___ Data for this task

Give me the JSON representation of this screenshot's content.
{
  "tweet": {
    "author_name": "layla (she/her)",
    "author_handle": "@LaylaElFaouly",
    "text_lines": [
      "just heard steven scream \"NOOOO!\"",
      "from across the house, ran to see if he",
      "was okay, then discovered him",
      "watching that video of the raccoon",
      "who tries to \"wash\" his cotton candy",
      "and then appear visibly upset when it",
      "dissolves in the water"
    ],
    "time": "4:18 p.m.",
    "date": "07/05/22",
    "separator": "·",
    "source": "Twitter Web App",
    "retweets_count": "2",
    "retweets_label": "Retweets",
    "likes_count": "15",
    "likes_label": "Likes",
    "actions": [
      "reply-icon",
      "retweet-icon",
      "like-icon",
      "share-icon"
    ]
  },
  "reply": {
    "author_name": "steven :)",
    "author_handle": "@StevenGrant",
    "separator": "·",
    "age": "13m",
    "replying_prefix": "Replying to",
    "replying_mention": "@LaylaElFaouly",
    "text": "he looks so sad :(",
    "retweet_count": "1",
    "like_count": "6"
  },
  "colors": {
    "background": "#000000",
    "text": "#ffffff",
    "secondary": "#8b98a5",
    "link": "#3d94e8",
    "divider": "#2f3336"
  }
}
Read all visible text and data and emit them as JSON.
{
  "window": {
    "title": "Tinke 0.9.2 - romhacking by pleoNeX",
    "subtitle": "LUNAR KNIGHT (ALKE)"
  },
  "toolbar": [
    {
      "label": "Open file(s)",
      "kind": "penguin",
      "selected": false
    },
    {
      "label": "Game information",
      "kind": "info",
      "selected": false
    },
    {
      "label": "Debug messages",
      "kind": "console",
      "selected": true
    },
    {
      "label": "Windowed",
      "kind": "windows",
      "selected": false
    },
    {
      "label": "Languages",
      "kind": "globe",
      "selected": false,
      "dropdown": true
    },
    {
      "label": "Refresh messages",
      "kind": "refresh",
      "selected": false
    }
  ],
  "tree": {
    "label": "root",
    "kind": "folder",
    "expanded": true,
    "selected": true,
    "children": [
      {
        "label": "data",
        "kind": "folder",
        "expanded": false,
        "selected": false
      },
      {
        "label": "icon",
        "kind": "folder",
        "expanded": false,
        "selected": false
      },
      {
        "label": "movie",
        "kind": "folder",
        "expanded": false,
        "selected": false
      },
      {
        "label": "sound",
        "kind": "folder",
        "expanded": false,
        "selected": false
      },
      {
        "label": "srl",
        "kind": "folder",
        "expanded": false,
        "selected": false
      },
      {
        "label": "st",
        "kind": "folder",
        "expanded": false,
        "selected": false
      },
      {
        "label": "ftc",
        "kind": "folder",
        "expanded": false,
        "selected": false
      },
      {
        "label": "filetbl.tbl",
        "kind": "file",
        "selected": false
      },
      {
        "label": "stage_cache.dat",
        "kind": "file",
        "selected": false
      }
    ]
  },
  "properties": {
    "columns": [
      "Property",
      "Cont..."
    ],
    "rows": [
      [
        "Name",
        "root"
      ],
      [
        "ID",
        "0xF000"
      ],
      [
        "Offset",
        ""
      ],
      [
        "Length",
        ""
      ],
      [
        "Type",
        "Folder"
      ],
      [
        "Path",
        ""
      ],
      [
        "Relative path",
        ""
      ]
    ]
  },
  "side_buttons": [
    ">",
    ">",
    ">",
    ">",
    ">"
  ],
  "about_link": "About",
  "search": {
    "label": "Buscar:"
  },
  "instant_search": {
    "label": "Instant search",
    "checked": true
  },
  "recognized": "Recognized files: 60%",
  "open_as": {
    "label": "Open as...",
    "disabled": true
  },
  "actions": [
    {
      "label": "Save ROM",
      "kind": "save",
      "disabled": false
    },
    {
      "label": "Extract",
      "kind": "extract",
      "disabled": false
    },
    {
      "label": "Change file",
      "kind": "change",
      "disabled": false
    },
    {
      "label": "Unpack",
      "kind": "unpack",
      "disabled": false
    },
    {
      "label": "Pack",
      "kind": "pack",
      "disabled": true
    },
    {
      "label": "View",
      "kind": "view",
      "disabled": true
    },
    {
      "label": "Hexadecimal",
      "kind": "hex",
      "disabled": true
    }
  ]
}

______

--- Aim of the exercise ---
Recopy the entries above exactly, with every line included.

--- Exercise output ---
Give me the JSON representation of this screenshot's content.
{
  "tweet": {
    "author_name": "layla (she/her)",
    "author_handle": "@LaylaElFaouly",
    "text_lines": [
      "just heard steven scream \"NOOOO!\"",
      "from across the house, ran to see if he",
      "was okay, then discovered him",
      "watching that video of the raccoon",
      "who tries to \"wash\" his cotton candy",
      "and then appear visibly upset when it",
      "dissolves in the water"
    ],
    "time": "4:18 p.m.",
    "date": "07/05/22",
    "separator": "·",
    "source": "Twitter Web App",
    "retweets_count": "2",
    "retweets_label": "Retweets",
    "likes_count": "15",
    "likes_label": "Likes",
    "actions": [
      "reply-icon",
      "retweet-icon",
      "like-icon",
      "share-icon"
    ]
  },
  "reply": {
    "author_name": "steven :)",
    "author_handle": "@StevenGrant",
    "separator": "·",
    "age": "13m",
    "replying_prefix": "Replying to",
    "replying_mention": "@LaylaElFaouly",
    "text": "he looks so sad :(",
    "retweet_count": "1",
    "like_count": "6"
  },
  "colors": {
    "background": "#000000",
    "text": "#ffffff",
    "secondary": "#8b98a5",
    "link": "#3d94e8",
    "divider": "#2f3336"
  }
}
Read all visible text and data and emit them as JSON.
{
  "window": {
    "title": "Tinke 0.9.2 - romhacking by pleoNeX",
    "subtitle": "LUNAR KNIGHT (ALKE)"
  },
  "toolbar": [
    {
      "label": "Open file(s)",
      "kind": "penguin",
      "selected": false
    },
    {
      "label": "Game information",
      "kind": "info",
      "selected": false
    },
    {
      "label": "Debug messages",
      "kind": "console",
      "selected": true
    },
    {
      "label": "Windowed",
      "kind": "windows",
      "selected": false
    },
    {
      "label": "Languages",
      "kind": "globe",
      "selected": false,
      "dropdown": true
    },
    {
      "label": "Refresh messages",
      "kind": "refresh",
      "selected": false
    }
  ],
  "tree": {
    "label": "root",
    "kind": "folder",
    "expanded": true,
    "selected": true,
    "children": [
      {
        "label": "data",
        "kind": "folder",
        "expanded": false,
        "selected": false
      },
      {
        "label": "icon",
        "kind": "folder",
        "expanded": false,
        "selected": false
      },
      {
        "label": "movie",
        "kind": "folder",
        "expanded": false,
        "selected": false
      },
      {
        "label": "sound",
        "kind": "folder",
        "expanded": false,
        "selected": false
      },
      {
        "label": "srl",
        "kind": "folder",
        "expanded": false,
        "selected": false
      },
      {
        "label": "st",
        "kind": "folder",
        "expanded": false,
        "selected": false
      },
      {
        "label": "ftc",
        "kind": "folder",
        "expanded": false,
        "selected": false
      },
      {
        "label": "filetbl.tbl",
        "kind": "file",
        "selected": false
      },
      {
        "label": "stage_cache.dat",
        "kind": "file",
        "selected": false
      }
    ]
  },
  "properties": {
    "columns": [
      "Property",
      "Cont..."
    ],
    "rows": [
      [
        "Name",
        "root"
      ],
      [
        "ID",
        "0xF000"
      ],
      [
        "Offset",
        ""
      ],
      [
        "Length",
        ""
      ],
      [
        "Type",
        "Folder"
      ],
      [
        "Path",
        ""
      ],
      [
        "Relative path",
        ""
      ]
    ]
  },
  "side_buttons": [
    ">",
    ">",
    ">",
    ">",
    ">"
  ],
  "about_link": "About",
  "search": {
    "label": "Buscar:"
  },
  "instant_search": {
    "label": "Instant search",
    "checked": true
  },
  "recognized": "Recognized files: 60%",
  "open_as": {
    "label": "Open as...",
    "disabled": true
  },
  "actions": [
    {
      "label": "Save ROM",
      "kind": "save",
      "disabled": false
    },
    {
      "label": "Extract",
      "kind": "extract",
      "disabled": false
    },
    {
      "label": "Change file",
      "kind": "change",
      "disabled": false
    },
    {
      "label": "Unpack",
      "kind": "unpack",
      "disabled": false
    },
    {
      "label": "Pack",
      "kind": "pack",
      "disabled": true
    },
    {
      "label": "View",
      "kind": "view",
      "disabled": true
    },
    {
      "label": "Hexadecimal",
      "kind": "hex",
      "disabled": true
    }
  ]
}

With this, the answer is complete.